## BEGIN
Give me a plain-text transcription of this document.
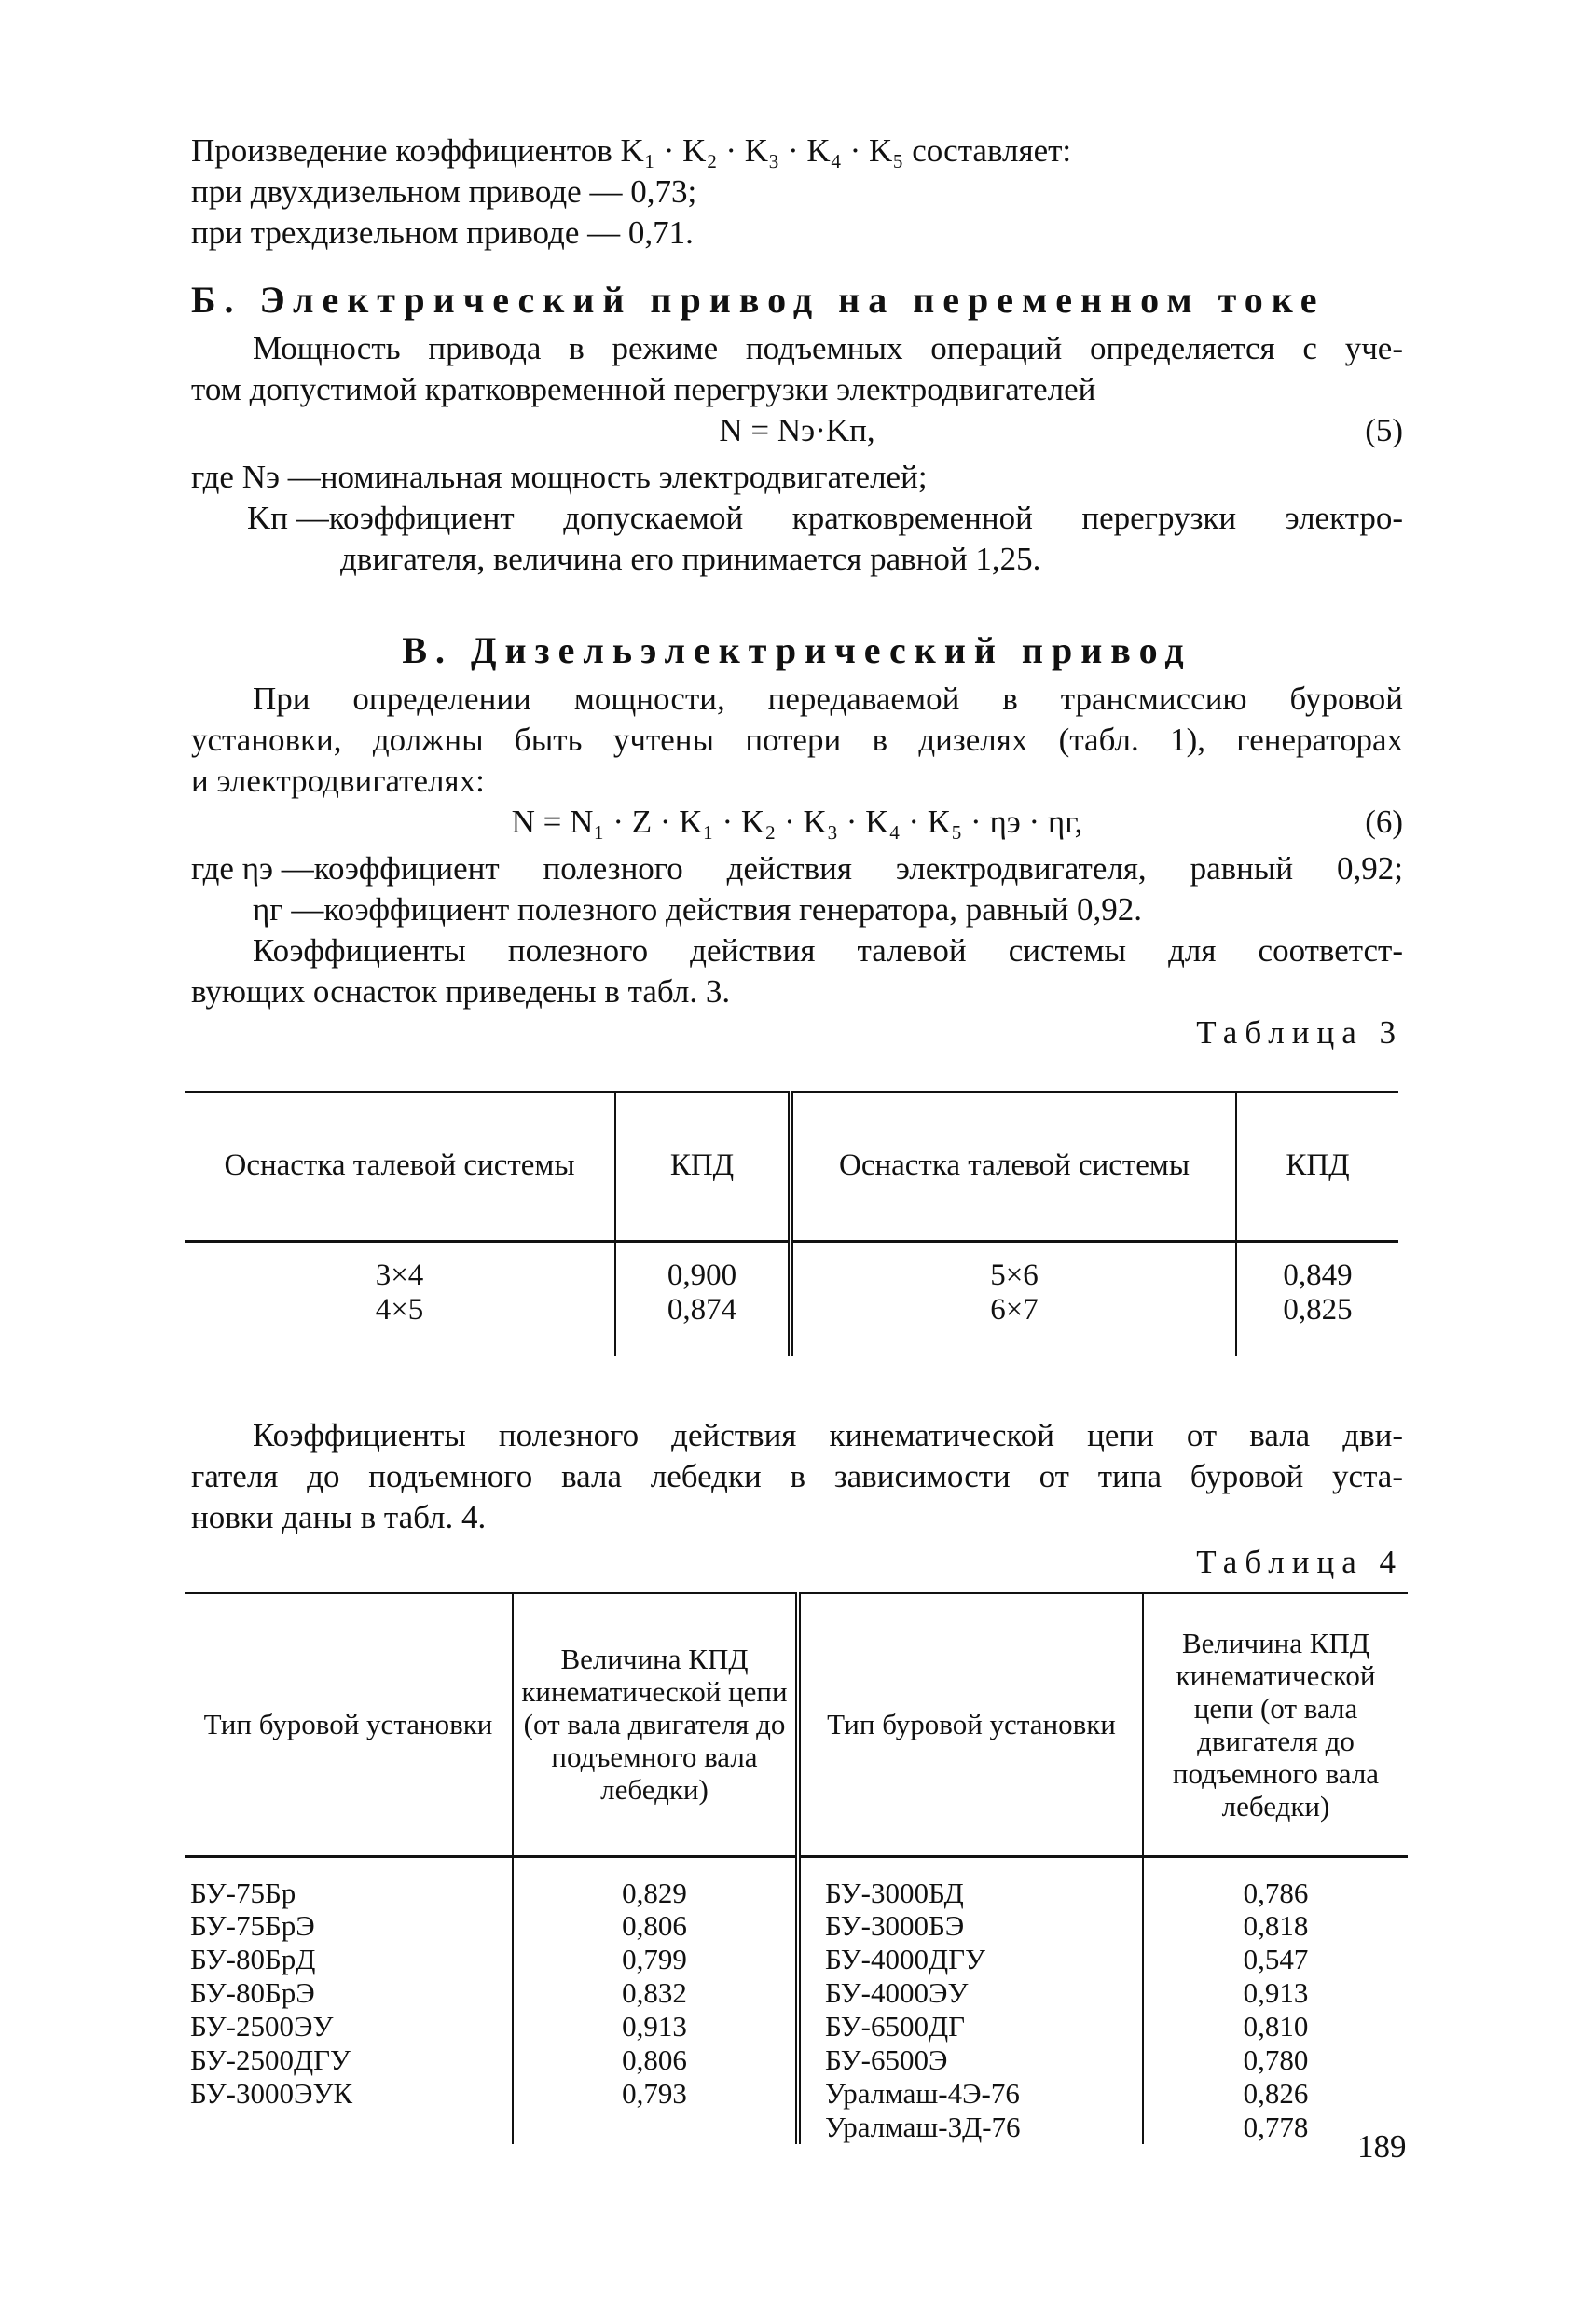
Произведение коэффициентов K₁ · K₂ · K₃ · K₄ · K₅ составляет:
при двухдизельном приводе — 0,73;
при трехдизельном приводе — 0,71.
Б. Электрический привод на переменном токе
Мощность привода в режиме подъемных операций определяется с уче-
том допустимой кратковременной перегрузки электродвигателей
N = Nэ·Kп,	(5)
где Nэ — номинальная мощность электродвигателей;
Kп — коэффициент допускаемой кратковременной перегрузки электро-
двигателя, величина его принимается равной 1,25.
В. Дизельэлектрический привод
При определении мощности, передаваемой в трансмиссию буровой
установки, должны быть учтены потери в дизелях (табл. 1), генераторах
и электродвигателях:
N = N₁ · Z · K₁ · K₂ · K₃ · K₄ · K₅ · ηэ · ηг,	(6)
где ηэ — коэффициент полезного действия электродвигателя, равный 0,92;
ηг — коэффициент полезного действия генератора, равный 0,92.
Коэффициенты полезного действия талевой системы для соответст-
вующих оснасток приведены в табл. 3.
Таблица 3
Оснастка талевой системы	КПД	Оснастка талевой системы	КПД
3×4	0,900	5×6	0,849
4×5	0,874	6×7	0,825
Коэффициенты полезного действия кинематической цепи от вала дви-
гателя до подъемного вала лебедки в зависимости от типа буровой уста-
новки даны в табл. 4.
Таблица 4
Тип буровой установки	Величина КПД кинематической цепи (от вала двигателя до подъемного вала лебедки)	Тип буровой установки	Величина КПД кинематической цепи (от вала двигателя до подъемного вала лебедки)
БУ-75Бр	0,829	БУ-3000БД	0,786
БУ-75БрЭ	0,806	БУ-3000БЭ	0,818
БУ-80БрД	0,799	БУ-4000ДГУ	0,547
БУ-80БрЭ	0,832	БУ-4000ЭУ	0,913
БУ-2500ЭУ	0,913	БУ-6500ДГ	0,810
БУ-2500ДГУ	0,806	БУ-6500Э	0,780
БУ-3000ЭУК	0,793	Уралмаш-4Э-76	0,826
		Уралмаш-3Д-76	0,778
189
## END
Pull out all lines from the entries above in which the word "подъемного" appears.

* Response *
гателя до подъемного вала лебедки в зависимости от типа буровой уста-
Тип буровой установки	Величина КПД кинематической цепи (от вала двигателя до подъемного вала лебедки)	Тип буровой установки	Величина КПД кинематической цепи (от вала двигателя до подъемного вала лебедки)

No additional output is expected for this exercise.